Short exercise ▸
Retype all of the data exactly as given.

Supplied records ▸
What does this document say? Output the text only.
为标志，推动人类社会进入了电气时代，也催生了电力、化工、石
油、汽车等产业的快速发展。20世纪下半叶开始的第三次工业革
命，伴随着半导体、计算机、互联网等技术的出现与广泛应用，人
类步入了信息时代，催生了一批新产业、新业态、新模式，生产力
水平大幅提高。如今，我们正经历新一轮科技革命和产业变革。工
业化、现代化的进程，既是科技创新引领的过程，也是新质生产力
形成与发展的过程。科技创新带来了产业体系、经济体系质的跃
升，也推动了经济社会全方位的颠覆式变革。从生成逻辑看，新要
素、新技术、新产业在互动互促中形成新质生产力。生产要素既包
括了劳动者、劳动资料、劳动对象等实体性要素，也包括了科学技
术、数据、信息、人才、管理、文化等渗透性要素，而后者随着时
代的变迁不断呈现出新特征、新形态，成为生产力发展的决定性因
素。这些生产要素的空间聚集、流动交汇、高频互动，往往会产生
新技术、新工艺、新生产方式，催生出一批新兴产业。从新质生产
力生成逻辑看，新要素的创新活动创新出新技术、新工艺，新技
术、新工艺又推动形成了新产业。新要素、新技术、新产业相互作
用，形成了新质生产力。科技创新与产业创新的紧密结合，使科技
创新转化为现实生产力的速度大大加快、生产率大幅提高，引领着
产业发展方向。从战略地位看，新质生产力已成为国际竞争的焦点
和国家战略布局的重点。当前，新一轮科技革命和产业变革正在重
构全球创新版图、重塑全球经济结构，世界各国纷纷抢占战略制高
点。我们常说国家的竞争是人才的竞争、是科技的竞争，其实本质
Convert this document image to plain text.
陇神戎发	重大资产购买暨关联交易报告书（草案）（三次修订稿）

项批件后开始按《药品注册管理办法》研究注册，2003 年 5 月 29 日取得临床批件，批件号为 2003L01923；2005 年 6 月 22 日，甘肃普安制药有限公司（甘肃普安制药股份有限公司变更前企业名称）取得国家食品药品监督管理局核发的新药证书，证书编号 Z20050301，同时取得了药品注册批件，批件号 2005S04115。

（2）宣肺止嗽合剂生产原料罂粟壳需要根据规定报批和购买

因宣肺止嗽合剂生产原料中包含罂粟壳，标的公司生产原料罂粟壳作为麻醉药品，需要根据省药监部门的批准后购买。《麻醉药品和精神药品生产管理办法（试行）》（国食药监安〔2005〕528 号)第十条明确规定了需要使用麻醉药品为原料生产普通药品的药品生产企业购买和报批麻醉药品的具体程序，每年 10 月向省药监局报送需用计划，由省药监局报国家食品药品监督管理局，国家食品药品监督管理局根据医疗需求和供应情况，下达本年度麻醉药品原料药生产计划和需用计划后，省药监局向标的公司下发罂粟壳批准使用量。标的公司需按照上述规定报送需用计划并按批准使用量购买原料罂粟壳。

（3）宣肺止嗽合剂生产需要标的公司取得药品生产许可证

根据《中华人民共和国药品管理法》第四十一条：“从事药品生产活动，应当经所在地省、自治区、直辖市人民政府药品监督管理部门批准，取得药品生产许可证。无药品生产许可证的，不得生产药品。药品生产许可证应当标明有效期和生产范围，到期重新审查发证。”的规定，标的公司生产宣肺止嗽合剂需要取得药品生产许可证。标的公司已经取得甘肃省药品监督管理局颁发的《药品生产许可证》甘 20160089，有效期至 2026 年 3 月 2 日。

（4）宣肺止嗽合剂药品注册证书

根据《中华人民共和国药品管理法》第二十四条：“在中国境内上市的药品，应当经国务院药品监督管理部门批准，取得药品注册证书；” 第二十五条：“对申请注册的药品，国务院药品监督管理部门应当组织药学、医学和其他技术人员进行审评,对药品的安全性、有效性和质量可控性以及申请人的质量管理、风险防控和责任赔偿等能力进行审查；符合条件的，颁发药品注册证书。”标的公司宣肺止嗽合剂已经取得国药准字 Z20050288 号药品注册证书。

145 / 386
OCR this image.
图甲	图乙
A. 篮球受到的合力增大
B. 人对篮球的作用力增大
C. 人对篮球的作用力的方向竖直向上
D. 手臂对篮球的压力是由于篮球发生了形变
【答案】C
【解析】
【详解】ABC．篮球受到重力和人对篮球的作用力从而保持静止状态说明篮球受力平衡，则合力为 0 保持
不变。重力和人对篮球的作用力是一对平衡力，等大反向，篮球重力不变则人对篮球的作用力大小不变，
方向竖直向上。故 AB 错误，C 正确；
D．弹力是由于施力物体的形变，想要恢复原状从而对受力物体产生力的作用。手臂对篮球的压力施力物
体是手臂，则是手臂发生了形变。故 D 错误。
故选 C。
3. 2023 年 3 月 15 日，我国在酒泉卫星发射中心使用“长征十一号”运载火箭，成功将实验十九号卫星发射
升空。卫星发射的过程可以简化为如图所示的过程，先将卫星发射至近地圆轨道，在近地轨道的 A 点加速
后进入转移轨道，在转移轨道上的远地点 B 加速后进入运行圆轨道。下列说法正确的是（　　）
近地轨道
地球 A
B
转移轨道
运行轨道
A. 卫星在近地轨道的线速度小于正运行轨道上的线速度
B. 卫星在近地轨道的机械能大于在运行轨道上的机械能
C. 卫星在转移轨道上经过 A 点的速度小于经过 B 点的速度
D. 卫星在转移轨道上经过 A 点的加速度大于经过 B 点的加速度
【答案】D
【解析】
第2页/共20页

Result for this exercise ▸
What does this document say? Output the text only.
为标志，推动人类社会进入了电气时代，也催生了电力、化工、石
油、汽车等产业的快速发展。20世纪下半叶开始的第三次工业革
命，伴随着半导体、计算机、互联网等技术的出现与广泛应用，人
类步入了信息时代，催生了一批新产业、新业态、新模式，生产力
水平大幅提高。如今，我们正经历新一轮科技革命和产业变革。工
业化、现代化的进程，既是科技创新引领的过程，也是新质生产力
形成与发展的过程。科技创新带来了产业体系、经济体系质的跃
升，也推动了经济社会全方位的颠覆式变革。从生成逻辑看，新要
素、新技术、新产业在互动互促中形成新质生产力。生产要素既包
括了劳动者、劳动资料、劳动对象等实体性要素，也包括了科学技
术、数据、信息、人才、管理、文化等渗透性要素，而后者随着时
代的变迁不断呈现出新特征、新形态，成为生产力发展的决定性因
素。这些生产要素的空间聚集、流动交汇、高频互动，往往会产生
新技术、新工艺、新生产方式，催生出一批新兴产业。从新质生产
力生成逻辑看，新要素的创新活动创新出新技术、新工艺，新技
术、新工艺又推动形成了新产业。新要素、新技术、新产业相互作
用，形成了新质生产力。科技创新与产业创新的紧密结合，使科技
创新转化为现实生产力的速度大大加快、生产率大幅提高，引领着
产业发展方向。从战略地位看，新质生产力已成为国际竞争的焦点
和国家战略布局的重点。当前，新一轮科技革命和产业变革正在重
构全球创新版图、重塑全球经济结构，世界各国纷纷抢占战略制高
点。我们常说国家的竞争是人才的竞争、是科技的竞争，其实本质
Convert this document image to plain text.
陇神戎发	重大资产购买暨关联交易报告书（草案）（三次修订稿）

项批件后开始按《药品注册管理办法》研究注册，2003 年 5 月 29 日取得临床批件，批件号为 2003L01923；2005 年 6 月 22 日，甘肃普安制药有限公司（甘肃普安制药股份有限公司变更前企业名称）取得国家食品药品监督管理局核发的新药证书，证书编号 Z20050301，同时取得了药品注册批件，批件号 2005S04115。

（2）宣肺止嗽合剂生产原料罂粟壳需要根据规定报批和购买

因宣肺止嗽合剂生产原料中包含罂粟壳，标的公司生产原料罂粟壳作为麻醉药品，需要根据省药监部门的批准后购买。《麻醉药品和精神药品生产管理办法（试行）》（国食药监安〔2005〕528 号)第十条明确规定了需要使用麻醉药品为原料生产普通药品的药品生产企业购买和报批麻醉药品的具体程序，每年 10 月向省药监局报送需用计划，由省药监局报国家食品药品监督管理局，国家食品药品监督管理局根据医疗需求和供应情况，下达本年度麻醉药品原料药生产计划和需用计划后，省药监局向标的公司下发罂粟壳批准使用量。标的公司需按照上述规定报送需用计划并按批准使用量购买原料罂粟壳。

（3）宣肺止嗽合剂生产需要标的公司取得药品生产许可证

根据《中华人民共和国药品管理法》第四十一条：“从事药品生产活动，应当经所在地省、自治区、直辖市人民政府药品监督管理部门批准，取得药品生产许可证。无药品生产许可证的，不得生产药品。药品生产许可证应当标明有效期和生产范围，到期重新审查发证。”的规定，标的公司生产宣肺止嗽合剂需要取得药品生产许可证。标的公司已经取得甘肃省药品监督管理局颁发的《药品生产许可证》甘 20160089，有效期至 2026 年 3 月 2 日。

（4）宣肺止嗽合剂药品注册证书

根据《中华人民共和国药品管理法》第二十四条：“在中国境内上市的药品，应当经国务院药品监督管理部门批准，取得药品注册证书；” 第二十五条：“对申请注册的药品，国务院药品监督管理部门应当组织药学、医学和其他技术人员进行审评,对药品的安全性、有效性和质量可控性以及申请人的质量管理、风险防控和责任赔偿等能力进行审查；符合条件的，颁发药品注册证书。”标的公司宣肺止嗽合剂已经取得国药准字 Z20050288 号药品注册证书。

145 / 386
OCR this image.
图甲	图乙
A. 篮球受到的合力增大
B. 人对篮球的作用力增大
C. 人对篮球的作用力的方向竖直向上
D. 手臂对篮球的压力是由于篮球发生了形变
【答案】C
【解析】
【详解】ABC．篮球受到重力和人对篮球的作用力从而保持静止状态说明篮球受力平衡，则合力为 0 保持
不变。重力和人对篮球的作用力是一对平衡力，等大反向，篮球重力不变则人对篮球的作用力大小不变，
方向竖直向上。故 AB 错误，C 正确；
D．弹力是由于施力物体的形变，想要恢复原状从而对受力物体产生力的作用。手臂对篮球的压力施力物
体是手臂，则是手臂发生了形变。故 D 错误。
故选 C。
3. 2023 年 3 月 15 日，我国在酒泉卫星发射中心使用“长征十一号”运载火箭，成功将实验十九号卫星发射
升空。卫星发射的过程可以简化为如图所示的过程，先将卫星发射至近地圆轨道，在近地轨道的 A 点加速
后进入转移轨道，在转移轨道上的远地点 B 加速后进入运行圆轨道。下列说法正确的是（　　）
近地轨道
地球 A
B
转移轨道
运行轨道
A. 卫星在近地轨道的线速度小于正运行轨道上的线速度
B. 卫星在近地轨道的机械能大于在运行轨道上的机械能
C. 卫星在转移轨道上经过 A 点的速度小于经过 B 点的速度
D. 卫星在转移轨道上经过 A 点的加速度大于经过 B 点的加速度
【答案】D
【解析】
第2页/共20页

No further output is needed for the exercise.